======== Information supplied
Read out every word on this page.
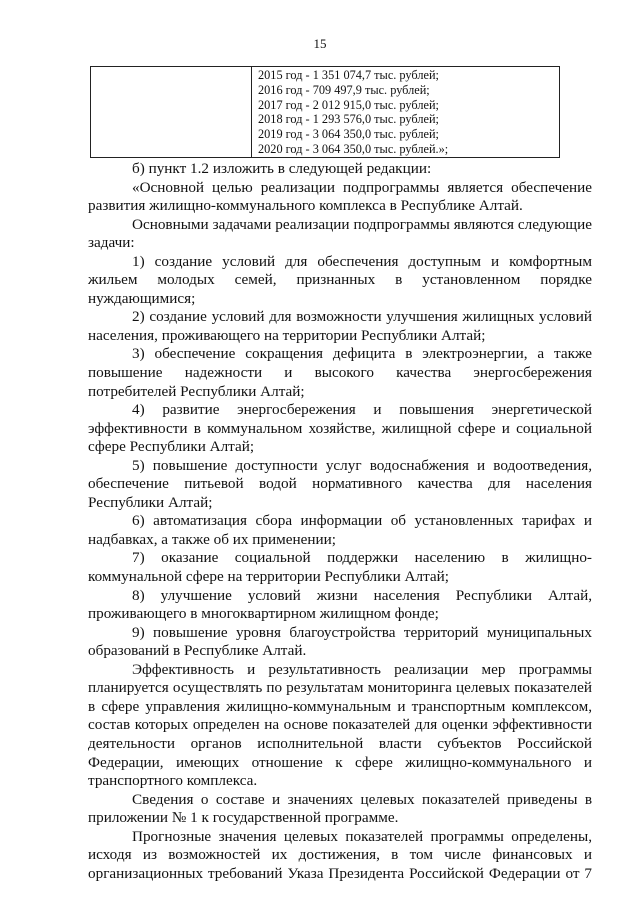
15

2015 год - 1 351 074,7 тыс. рублей;
2016 год - 709 497,9 тыс. рублей;
2017 год - 2 012 915,0 тыс. рублей;
2018 год - 1 293 576,0 тыс. рублей;
2019 год - 3 064 350,0 тыс. рублей;
2020 год - 3 064 350,0 тыс. рублей.»;

б) пункт 1.2 изложить в следующей редакции:

«Основной целью реализации подпрограммы является обеспечение развития жилищно-коммунального комплекса в Республике Алтай.

Основными задачами реализации подпрограммы являются следующие задачи:

1) создание условий для обеспечения доступным и комфортным жильем молодых семей, признанных в установленном порядке нуждающимися;

2) создание условий для возможности улучшения жилищных условий населения, проживающего на территории Республики Алтай;

3) обеспечение сокращения дефицита в электроэнергии, а также повышение надежности и высокого качества энергосбережения потребителей Республики Алтай;

4) развитие энергосбережения и повышения энергетической эффективности в коммунальном хозяйстве, жилищной сфере и социальной сфере Республики Алтай;

5) повышение доступности услуг водоснабжения и водоотведения, обеспечение питьевой водой нормативного качества для населения Республики Алтай;

6) автоматизация сбора информации об установленных тарифах и надбавках, а также об их применении;

7) оказание социальной поддержки населению в жилищно-коммунальной сфере на территории Республики Алтай;

8) улучшение условий жизни населения Республики Алтай, проживающего в многоквартирном жилищном фонде;

9) повышение уровня благоустройства территорий муниципальных образований в Республике Алтай.

Эффективность и результативность реализации мер программы планируется осуществлять по результатам мониторинга целевых показателей в сфере управления жилищно-коммунальным и транспортным комплексом, состав которых определен на основе показателей для оценки эффективности деятельности органов исполнительной власти субъектов Российской Федерации, имеющих отношение к сфере жилищно-коммунального и транспортного комплекса.

Сведения о составе и значениях целевых показателей приведены в приложении № 1 к государственной программе.

Прогнозные значения целевых показателей программы определены, исходя из возможностей их достижения, в том числе финансовых и организационных требований Указа Президента Российской Федерации от 7
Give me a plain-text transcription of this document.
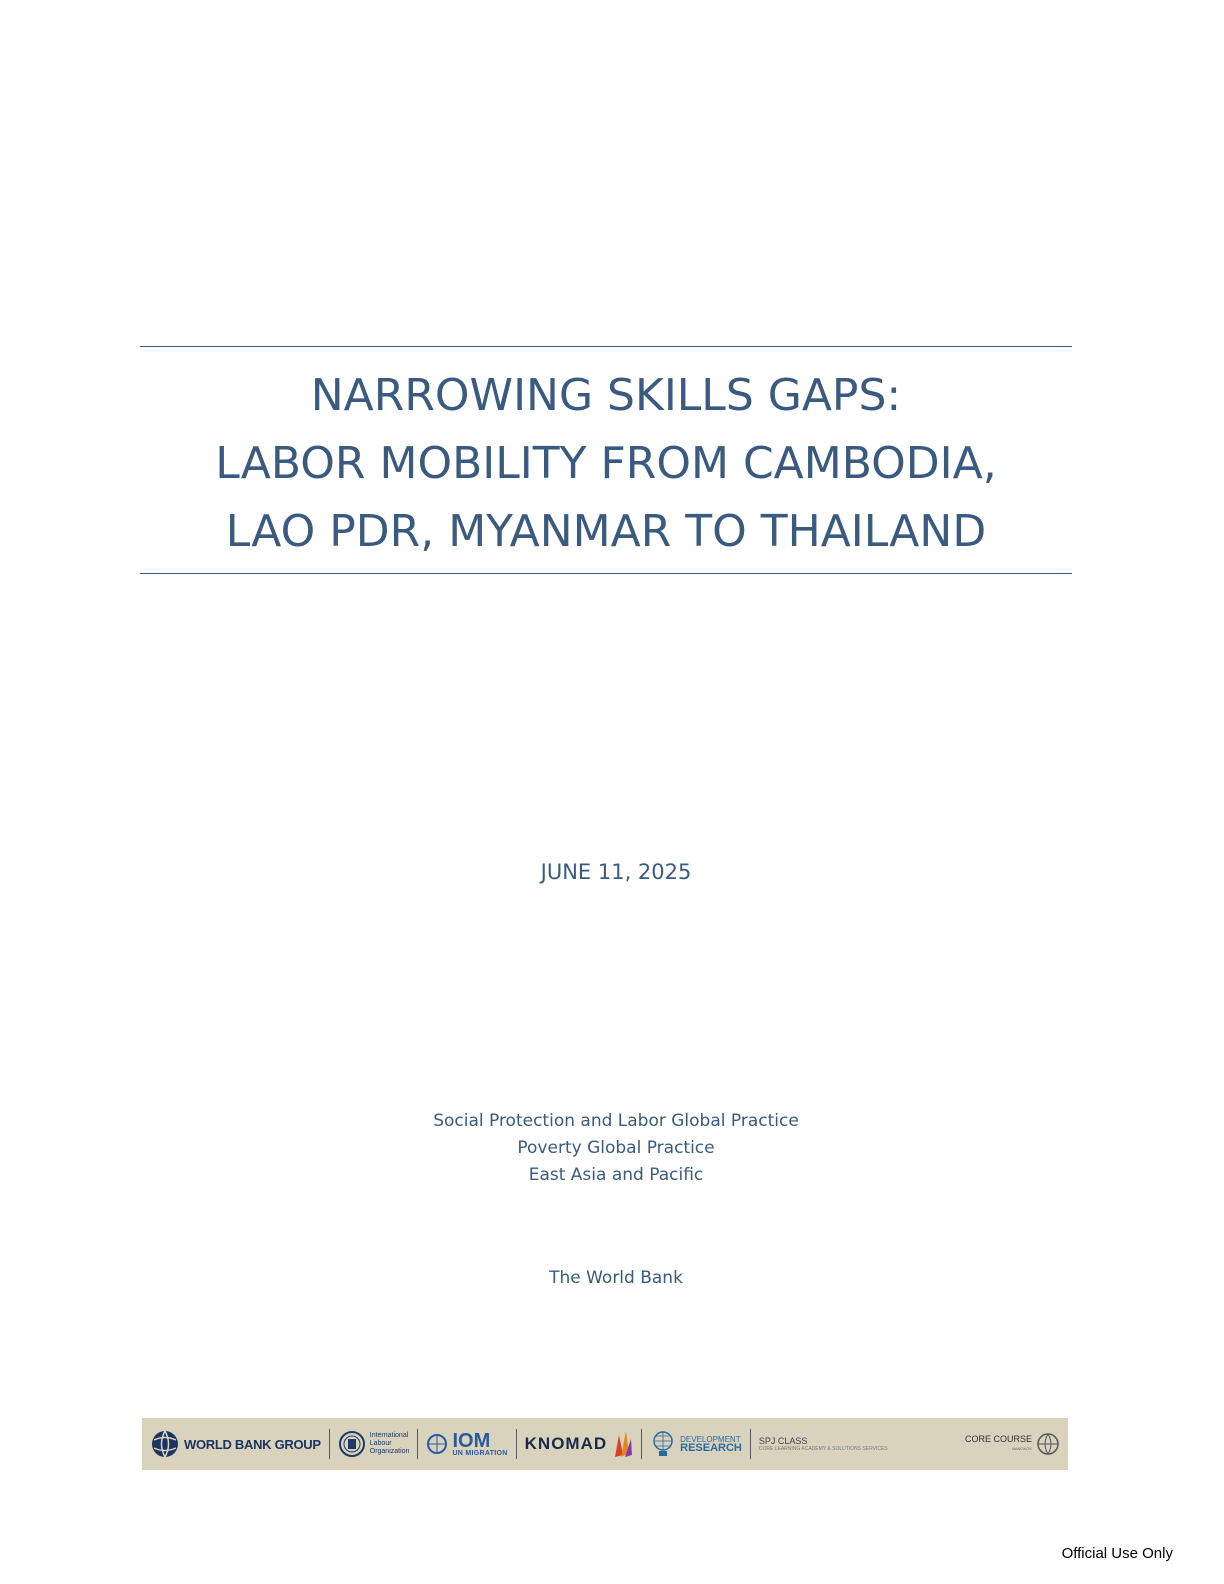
NARROWING SKILLS GAPS:
LABOR MOBILITY FROM CAMBODIA,
LAO PDR, MYANMAR TO THAILAND
JUNE 11, 2025
Social Protection and Labor Global Practice
Poverty Global Practice
East Asia and Pacific
The World Bank
WORLD BANK GROUP
International
Labour
Organization IOM
UN MIGRATION KNOMAD	DEVELOPMENT
RESEARCH
SPJ CLASS
CORE LEARNING ACADEMY & SOLUTIONS SERVICES
CORE COURSE
BANGKOK
Official Use Only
================
• _Objective_:
Each record above must be returned exactly as written, with its pictures omitted.

• _In response_:
Read out every word on this page.
15

2015 год - 1 351 074,7 тыс. рублей;
2016 год - 709 497,9 тыс. рублей;
2017 год - 2 012 915,0 тыс. рублей;
2018 год - 1 293 576,0 тыс. рублей;
2019 год - 3 064 350,0 тыс. рублей;
2020 год - 3 064 350,0 тыс. рублей.»;

б) пункт 1.2 изложить в следующей редакции:

«Основной целью реализации подпрограммы является обеспечение развития жилищно-коммунального комплекса в Республике Алтай.

Основными задачами реализации подпрограммы являются следующие задачи:

1) создание условий для обеспечения доступным и комфортным жильем молодых семей, признанных в установленном порядке нуждающимися;

2) создание условий для возможности улучшения жилищных условий населения, проживающего на территории Республики Алтай;

3) обеспечение сокращения дефицита в электроэнергии, а также повышение надежности и высокого качества энергосбережения потребителей Республики Алтай;

4) развитие энергосбережения и повышения энергетической эффективности в коммунальном хозяйстве, жилищной сфере и социальной сфере Республики Алтай;

5) повышение доступности услуг водоснабжения и водоотведения, обеспечение питьевой водой нормативного качества для населения Республики Алтай;

6) автоматизация сбора информации об установленных тарифах и надбавках, а также об их применении;

7) оказание социальной поддержки населению в жилищно-коммунальной сфере на территории Республики Алтай;

8) улучшение условий жизни населения Республики Алтай, проживающего в многоквартирном жилищном фонде;

9) повышение уровня благоустройства территорий муниципальных образований в Республике Алтай.

Эффективность и результативность реализации мер программы планируется осуществлять по результатам мониторинга целевых показателей в сфере управления жилищно-коммунальным и транспортным комплексом, состав которых определен на основе показателей для оценки эффективности деятельности органов исполнительной власти субъектов Российской Федерации, имеющих отношение к сфере жилищно-коммунального и транспортного комплекса.

Сведения о составе и значениях целевых показателей приведены в приложении № 1 к государственной программе.

Прогнозные значения целевых показателей программы определены, исходя из возможностей их достижения, в том числе финансовых и организационных требований Указа Президента Российской Федерации от 7
Give me a plain-text transcription of this document.
NARROWING SKILLS GAPS:
LABOR MOBILITY FROM CAMBODIA,
LAO PDR, MYANMAR TO THAILAND
JUNE 11, 2025
Social Protection and Labor Global Practice
Poverty Global Practice
East Asia and Pacific
The World Bank
WORLD BANK GROUP
International
Labour
Organization IOM
UN MIGRATION KNOMAD	DEVELOPMENT
RESEARCH
SPJ CLASS
CORE LEARNING ACADEMY & SOLUTIONS SERVICES
CORE COURSE
BANGKOK
Official Use Only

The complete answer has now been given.